> STATED TASK
Find the word "Loss" in the material below and gather every line that contains it.

══ THE DATA

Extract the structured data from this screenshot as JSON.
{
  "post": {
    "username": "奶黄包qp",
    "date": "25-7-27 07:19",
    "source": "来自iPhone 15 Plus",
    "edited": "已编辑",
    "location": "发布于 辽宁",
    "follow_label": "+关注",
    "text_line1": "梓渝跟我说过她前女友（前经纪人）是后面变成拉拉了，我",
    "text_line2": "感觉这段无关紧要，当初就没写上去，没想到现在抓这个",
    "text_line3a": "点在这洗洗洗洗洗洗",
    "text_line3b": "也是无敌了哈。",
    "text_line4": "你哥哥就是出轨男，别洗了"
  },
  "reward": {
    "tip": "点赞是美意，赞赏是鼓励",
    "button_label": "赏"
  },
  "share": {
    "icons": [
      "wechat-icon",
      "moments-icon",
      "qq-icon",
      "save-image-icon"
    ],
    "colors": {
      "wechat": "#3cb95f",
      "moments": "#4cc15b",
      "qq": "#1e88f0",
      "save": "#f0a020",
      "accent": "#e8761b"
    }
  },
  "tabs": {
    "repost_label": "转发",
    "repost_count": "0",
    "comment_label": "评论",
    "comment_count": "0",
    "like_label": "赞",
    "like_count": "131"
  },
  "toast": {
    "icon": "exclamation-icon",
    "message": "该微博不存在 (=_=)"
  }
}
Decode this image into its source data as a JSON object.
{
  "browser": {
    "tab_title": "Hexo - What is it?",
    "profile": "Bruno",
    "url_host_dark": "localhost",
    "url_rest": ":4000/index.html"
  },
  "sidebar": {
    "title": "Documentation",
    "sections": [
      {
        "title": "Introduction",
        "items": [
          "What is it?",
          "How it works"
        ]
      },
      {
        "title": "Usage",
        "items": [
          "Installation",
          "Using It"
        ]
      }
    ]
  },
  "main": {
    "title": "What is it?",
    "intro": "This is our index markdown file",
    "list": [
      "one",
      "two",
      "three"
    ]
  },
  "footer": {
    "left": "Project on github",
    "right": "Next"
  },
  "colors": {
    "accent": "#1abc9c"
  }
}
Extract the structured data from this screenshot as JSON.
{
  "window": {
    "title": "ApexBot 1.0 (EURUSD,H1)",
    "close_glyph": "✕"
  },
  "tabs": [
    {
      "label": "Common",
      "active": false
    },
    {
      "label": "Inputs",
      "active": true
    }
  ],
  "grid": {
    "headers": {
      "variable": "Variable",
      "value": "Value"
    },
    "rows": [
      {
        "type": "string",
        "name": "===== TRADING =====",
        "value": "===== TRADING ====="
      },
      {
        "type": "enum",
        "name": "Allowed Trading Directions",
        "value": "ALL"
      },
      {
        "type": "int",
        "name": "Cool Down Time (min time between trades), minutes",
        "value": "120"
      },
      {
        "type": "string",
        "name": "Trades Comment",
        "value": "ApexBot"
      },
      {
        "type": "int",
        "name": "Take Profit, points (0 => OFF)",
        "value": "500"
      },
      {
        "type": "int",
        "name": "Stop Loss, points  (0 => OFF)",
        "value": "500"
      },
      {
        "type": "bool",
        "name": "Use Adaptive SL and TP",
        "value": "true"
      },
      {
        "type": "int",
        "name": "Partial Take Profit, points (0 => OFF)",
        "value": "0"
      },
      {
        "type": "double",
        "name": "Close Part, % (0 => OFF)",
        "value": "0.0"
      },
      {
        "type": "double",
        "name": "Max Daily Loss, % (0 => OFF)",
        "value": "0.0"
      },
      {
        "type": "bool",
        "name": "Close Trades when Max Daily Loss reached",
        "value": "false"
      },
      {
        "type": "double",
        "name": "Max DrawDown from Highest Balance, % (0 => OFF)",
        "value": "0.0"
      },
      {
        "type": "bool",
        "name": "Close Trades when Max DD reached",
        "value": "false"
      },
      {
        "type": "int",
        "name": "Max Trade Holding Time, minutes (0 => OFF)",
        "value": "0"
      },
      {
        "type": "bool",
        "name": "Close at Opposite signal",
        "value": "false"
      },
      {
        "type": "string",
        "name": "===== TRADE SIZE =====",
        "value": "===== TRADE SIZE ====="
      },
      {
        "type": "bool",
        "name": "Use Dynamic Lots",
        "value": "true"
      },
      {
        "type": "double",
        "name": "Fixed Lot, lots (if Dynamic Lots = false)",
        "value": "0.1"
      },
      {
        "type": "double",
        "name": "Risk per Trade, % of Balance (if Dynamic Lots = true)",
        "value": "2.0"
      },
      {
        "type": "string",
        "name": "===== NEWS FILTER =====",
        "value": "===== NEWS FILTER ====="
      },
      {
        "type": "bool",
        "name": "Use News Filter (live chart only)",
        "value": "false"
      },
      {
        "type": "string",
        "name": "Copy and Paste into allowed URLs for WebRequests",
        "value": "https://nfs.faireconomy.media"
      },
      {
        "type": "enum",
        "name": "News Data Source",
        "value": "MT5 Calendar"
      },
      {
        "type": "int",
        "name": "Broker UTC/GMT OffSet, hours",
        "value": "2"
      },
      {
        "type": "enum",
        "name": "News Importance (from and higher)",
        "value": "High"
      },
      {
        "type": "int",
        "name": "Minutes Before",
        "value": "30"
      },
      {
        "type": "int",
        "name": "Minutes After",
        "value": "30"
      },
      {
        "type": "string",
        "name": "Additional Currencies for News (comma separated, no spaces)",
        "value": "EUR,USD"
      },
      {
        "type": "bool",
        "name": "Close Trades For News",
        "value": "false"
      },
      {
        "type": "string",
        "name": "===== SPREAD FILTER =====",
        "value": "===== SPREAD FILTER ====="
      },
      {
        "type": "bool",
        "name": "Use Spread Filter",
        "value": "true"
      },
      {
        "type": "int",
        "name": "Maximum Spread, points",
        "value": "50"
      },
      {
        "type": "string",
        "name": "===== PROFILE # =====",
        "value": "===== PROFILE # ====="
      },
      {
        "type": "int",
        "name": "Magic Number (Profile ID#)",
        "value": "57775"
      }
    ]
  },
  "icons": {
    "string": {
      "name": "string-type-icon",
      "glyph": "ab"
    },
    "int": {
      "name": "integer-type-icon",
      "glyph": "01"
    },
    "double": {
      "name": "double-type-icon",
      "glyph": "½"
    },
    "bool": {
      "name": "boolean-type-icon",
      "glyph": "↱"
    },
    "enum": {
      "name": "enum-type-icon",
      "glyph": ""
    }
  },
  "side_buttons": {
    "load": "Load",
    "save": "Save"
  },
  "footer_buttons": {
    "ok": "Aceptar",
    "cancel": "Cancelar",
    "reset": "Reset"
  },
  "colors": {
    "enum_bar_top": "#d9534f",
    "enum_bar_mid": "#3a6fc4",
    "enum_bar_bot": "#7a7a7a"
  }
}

════

> FULL SOLUTION
        "name": "Stop Loss, points  (0 => OFF)",
        "name": "Max Daily Loss, % (0 => OFF)",
        "name": "Close Trades when Max Daily Loss reached",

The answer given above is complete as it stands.